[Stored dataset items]
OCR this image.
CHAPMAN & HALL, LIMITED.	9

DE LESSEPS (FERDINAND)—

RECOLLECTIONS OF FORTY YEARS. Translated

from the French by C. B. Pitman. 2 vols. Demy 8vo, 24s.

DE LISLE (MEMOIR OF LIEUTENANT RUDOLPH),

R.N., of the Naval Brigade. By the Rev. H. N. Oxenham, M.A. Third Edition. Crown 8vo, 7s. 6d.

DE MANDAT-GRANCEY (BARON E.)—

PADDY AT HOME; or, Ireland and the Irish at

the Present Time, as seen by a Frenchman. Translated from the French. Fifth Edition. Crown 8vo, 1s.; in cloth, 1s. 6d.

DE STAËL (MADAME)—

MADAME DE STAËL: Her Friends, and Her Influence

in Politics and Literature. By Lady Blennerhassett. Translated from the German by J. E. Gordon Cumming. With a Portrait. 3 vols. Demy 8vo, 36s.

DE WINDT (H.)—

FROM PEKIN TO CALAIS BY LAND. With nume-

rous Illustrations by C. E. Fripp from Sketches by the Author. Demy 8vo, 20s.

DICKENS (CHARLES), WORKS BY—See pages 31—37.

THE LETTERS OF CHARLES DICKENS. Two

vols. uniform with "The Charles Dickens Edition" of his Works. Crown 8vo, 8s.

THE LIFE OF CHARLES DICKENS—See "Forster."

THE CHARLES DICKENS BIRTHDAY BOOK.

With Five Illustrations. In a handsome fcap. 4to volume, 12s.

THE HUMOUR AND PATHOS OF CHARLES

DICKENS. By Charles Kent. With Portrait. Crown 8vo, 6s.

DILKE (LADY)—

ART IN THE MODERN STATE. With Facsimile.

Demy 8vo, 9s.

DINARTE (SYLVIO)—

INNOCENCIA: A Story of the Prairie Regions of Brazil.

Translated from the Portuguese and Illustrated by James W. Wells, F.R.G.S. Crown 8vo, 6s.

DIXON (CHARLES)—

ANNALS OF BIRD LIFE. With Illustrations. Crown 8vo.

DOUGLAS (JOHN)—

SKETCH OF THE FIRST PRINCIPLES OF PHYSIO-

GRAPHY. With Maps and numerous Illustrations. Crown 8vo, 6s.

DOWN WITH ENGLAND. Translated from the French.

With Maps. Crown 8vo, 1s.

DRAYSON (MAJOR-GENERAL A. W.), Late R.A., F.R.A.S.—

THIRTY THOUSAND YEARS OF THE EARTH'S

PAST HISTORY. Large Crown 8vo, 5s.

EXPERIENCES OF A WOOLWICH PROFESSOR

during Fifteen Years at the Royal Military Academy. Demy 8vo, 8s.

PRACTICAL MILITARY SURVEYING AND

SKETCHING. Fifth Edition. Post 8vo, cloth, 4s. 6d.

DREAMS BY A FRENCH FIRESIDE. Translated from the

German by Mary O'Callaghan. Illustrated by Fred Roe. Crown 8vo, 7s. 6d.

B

**Exercise objective**
Reproduce the material verbatim, line by line.

**Output of the exercise**
OCR this image.
CHAPMAN & HALL, LIMITED.	9

DE LESSEPS (FERDINAND)—

RECOLLECTIONS OF FORTY YEARS. Translated

from the French by C. B. Pitman. 2 vols. Demy 8vo, 24s.

DE LISLE (MEMOIR OF LIEUTENANT RUDOLPH),

R.N., of the Naval Brigade. By the Rev. H. N. Oxenham, M.A. Third Edition. Crown 8vo, 7s. 6d.

DE MANDAT-GRANCEY (BARON E.)—

PADDY AT HOME; or, Ireland and the Irish at

the Present Time, as seen by a Frenchman. Translated from the French. Fifth Edition. Crown 8vo, 1s.; in cloth, 1s. 6d.

DE STAËL (MADAME)—

MADAME DE STAËL: Her Friends, and Her Influence

in Politics and Literature. By Lady Blennerhassett. Translated from the German by J. E. Gordon Cumming. With a Portrait. 3 vols. Demy 8vo, 36s.

DE WINDT (H.)—

FROM PEKIN TO CALAIS BY LAND. With nume-

rous Illustrations by C. E. Fripp from Sketches by the Author. Demy 8vo, 20s.

DICKENS (CHARLES), WORKS BY—See pages 31—37.

THE LETTERS OF CHARLES DICKENS. Two

vols. uniform with "The Charles Dickens Edition" of his Works. Crown 8vo, 8s.

THE LIFE OF CHARLES DICKENS—See "Forster."

THE CHARLES DICKENS BIRTHDAY BOOK.

With Five Illustrations. In a handsome fcap. 4to volume, 12s.

THE HUMOUR AND PATHOS OF CHARLES

DICKENS. By Charles Kent. With Portrait. Crown 8vo, 6s.

DILKE (LADY)—

ART IN THE MODERN STATE. With Facsimile.

Demy 8vo, 9s.

DINARTE (SYLVIO)—

INNOCENCIA: A Story of the Prairie Regions of Brazil.

Translated from the Portuguese and Illustrated by James W. Wells, F.R.G.S. Crown 8vo, 6s.

DIXON (CHARLES)—

ANNALS OF BIRD LIFE. With Illustrations. Crown 8vo.

DOUGLAS (JOHN)—

SKETCH OF THE FIRST PRINCIPLES OF PHYSIO-

GRAPHY. With Maps and numerous Illustrations. Crown 8vo, 6s.

DOWN WITH ENGLAND. Translated from the French.

With Maps. Crown 8vo, 1s.

DRAYSON (MAJOR-GENERAL A. W.), Late R.A., F.R.A.S.—

THIRTY THOUSAND YEARS OF THE EARTH'S

PAST HISTORY. Large Crown 8vo, 5s.

EXPERIENCES OF A WOOLWICH PROFESSOR

during Fifteen Years at the Royal Military Academy. Demy 8vo, 8s.

PRACTICAL MILITARY SURVEYING AND

SKETCHING. Fifth Edition. Post 8vo, cloth, 4s. 6d.

DREAMS BY A FRENCH FIRESIDE. Translated from the

German by Mary O'Callaghan. Illustrated by Fred Roe. Crown 8vo, 7s. 6d.

B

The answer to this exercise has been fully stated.